**SUPPLIED DATA:**

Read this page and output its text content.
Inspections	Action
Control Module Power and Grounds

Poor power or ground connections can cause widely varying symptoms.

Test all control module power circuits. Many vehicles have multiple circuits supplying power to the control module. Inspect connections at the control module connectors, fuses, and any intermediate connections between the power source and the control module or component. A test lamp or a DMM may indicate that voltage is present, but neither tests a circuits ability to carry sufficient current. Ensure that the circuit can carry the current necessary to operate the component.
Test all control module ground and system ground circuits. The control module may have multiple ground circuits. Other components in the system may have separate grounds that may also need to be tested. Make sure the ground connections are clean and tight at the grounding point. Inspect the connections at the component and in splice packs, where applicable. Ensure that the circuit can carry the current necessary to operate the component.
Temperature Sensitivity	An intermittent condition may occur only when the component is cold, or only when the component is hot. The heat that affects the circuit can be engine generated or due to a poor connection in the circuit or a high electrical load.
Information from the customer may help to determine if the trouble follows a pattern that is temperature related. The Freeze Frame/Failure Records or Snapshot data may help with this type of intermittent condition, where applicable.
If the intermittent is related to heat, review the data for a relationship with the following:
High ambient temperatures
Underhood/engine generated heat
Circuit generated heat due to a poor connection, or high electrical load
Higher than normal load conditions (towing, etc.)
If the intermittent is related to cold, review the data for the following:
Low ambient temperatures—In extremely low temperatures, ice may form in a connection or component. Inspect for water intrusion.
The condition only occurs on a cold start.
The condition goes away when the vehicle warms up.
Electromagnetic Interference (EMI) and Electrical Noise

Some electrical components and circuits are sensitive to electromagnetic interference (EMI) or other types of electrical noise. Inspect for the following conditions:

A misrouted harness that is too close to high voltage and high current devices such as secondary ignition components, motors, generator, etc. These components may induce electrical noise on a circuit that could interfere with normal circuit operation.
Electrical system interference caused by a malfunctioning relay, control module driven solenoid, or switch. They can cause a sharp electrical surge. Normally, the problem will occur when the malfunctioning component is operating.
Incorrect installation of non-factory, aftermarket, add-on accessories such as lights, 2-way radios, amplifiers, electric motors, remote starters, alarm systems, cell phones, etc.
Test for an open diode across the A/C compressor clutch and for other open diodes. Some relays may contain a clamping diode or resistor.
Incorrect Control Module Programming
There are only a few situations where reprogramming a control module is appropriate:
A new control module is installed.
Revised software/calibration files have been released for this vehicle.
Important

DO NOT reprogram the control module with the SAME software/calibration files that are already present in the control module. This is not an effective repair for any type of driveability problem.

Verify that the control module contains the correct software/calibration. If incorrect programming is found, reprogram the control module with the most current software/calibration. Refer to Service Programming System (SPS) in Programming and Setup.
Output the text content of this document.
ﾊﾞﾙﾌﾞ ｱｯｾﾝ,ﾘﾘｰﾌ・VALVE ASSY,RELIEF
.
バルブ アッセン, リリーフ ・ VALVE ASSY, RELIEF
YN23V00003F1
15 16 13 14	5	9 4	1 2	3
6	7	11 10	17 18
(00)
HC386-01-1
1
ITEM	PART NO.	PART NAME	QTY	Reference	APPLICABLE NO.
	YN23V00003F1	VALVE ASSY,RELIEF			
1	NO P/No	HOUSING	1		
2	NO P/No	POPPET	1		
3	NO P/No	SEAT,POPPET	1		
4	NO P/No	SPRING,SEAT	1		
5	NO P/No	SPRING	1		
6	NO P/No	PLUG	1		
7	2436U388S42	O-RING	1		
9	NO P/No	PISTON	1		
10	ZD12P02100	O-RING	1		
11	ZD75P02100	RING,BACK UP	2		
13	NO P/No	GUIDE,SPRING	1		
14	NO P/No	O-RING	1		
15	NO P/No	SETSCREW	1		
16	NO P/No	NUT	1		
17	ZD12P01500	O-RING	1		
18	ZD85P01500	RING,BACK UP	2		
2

**EXERCISE TASK:** Repeat every line of the data, exactly and in full.

**ANSWER TO THE PROBLEM:**
Read this page and output its text content.
Inspections	Action
Control Module Power and Grounds

Poor power or ground connections can cause widely varying symptoms.

Test all control module power circuits. Many vehicles have multiple circuits supplying power to the control module. Inspect connections at the control module connectors, fuses, and any intermediate connections between the power source and the control module or component. A test lamp or a DMM may indicate that voltage is present, but neither tests a circuits ability to carry sufficient current. Ensure that the circuit can carry the current necessary to operate the component.
Test all control module ground and system ground circuits. The control module may have multiple ground circuits. Other components in the system may have separate grounds that may also need to be tested. Make sure the ground connections are clean and tight at the grounding point. Inspect the connections at the component and in splice packs, where applicable. Ensure that the circuit can carry the current necessary to operate the component.
Temperature Sensitivity	An intermittent condition may occur only when the component is cold, or only when the component is hot. The heat that affects the circuit can be engine generated or due to a poor connection in the circuit or a high electrical load.
Information from the customer may help to determine if the trouble follows a pattern that is temperature related. The Freeze Frame/Failure Records or Snapshot data may help with this type of intermittent condition, where applicable.
If the intermittent is related to heat, review the data for a relationship with the following:
High ambient temperatures
Underhood/engine generated heat
Circuit generated heat due to a poor connection, or high electrical load
Higher than normal load conditions (towing, etc.)
If the intermittent is related to cold, review the data for the following:
Low ambient temperatures—In extremely low temperatures, ice may form in a connection or component. Inspect for water intrusion.
The condition only occurs on a cold start.
The condition goes away when the vehicle warms up.
Electromagnetic Interference (EMI) and Electrical Noise

Some electrical components and circuits are sensitive to electromagnetic interference (EMI) or other types of electrical noise. Inspect for the following conditions:

A misrouted harness that is too close to high voltage and high current devices such as secondary ignition components, motors, generator, etc. These components may induce electrical noise on a circuit that could interfere with normal circuit operation.
Electrical system interference caused by a malfunctioning relay, control module driven solenoid, or switch. They can cause a sharp electrical surge. Normally, the problem will occur when the malfunctioning component is operating.
Incorrect installation of non-factory, aftermarket, add-on accessories such as lights, 2-way radios, amplifiers, electric motors, remote starters, alarm systems, cell phones, etc.
Test for an open diode across the A/C compressor clutch and for other open diodes. Some relays may contain a clamping diode or resistor.
Incorrect Control Module Programming
There are only a few situations where reprogramming a control module is appropriate:
A new control module is installed.
Revised software/calibration files have been released for this vehicle.
Important

DO NOT reprogram the control module with the SAME software/calibration files that are already present in the control module. This is not an effective repair for any type of driveability problem.

Verify that the control module contains the correct software/calibration. If incorrect programming is found, reprogram the control module with the most current software/calibration. Refer to Service Programming System (SPS) in Programming and Setup.
Output the text content of this document.
ﾊﾞﾙﾌﾞ ｱｯｾﾝ,ﾘﾘｰﾌ・VALVE ASSY,RELIEF
.
バルブ アッセン, リリーフ ・ VALVE ASSY, RELIEF
YN23V00003F1
15 16 13 14	5	9 4	1 2	3
6	7	11 10	17 18
(00)
HC386-01-1
1
ITEM	PART NO.	PART NAME	QTY	Reference	APPLICABLE NO.
	YN23V00003F1	VALVE ASSY,RELIEF			
1	NO P/No	HOUSING	1		
2	NO P/No	POPPET	1		
3	NO P/No	SEAT,POPPET	1		
4	NO P/No	SPRING,SEAT	1		
5	NO P/No	SPRING	1		
6	NO P/No	PLUG	1		
7	2436U388S42	O-RING	1		
9	NO P/No	PISTON	1		
10	ZD12P02100	O-RING	1		
11	ZD75P02100	RING,BACK UP	2		
13	NO P/No	GUIDE,SPRING	1		
14	NO P/No	O-RING	1		
15	NO P/No	SETSCREW	1		
16	NO P/No	NUT	1		
17	ZD12P01500	O-RING	1		
18	ZD85P01500	RING,BACK UP	2		
2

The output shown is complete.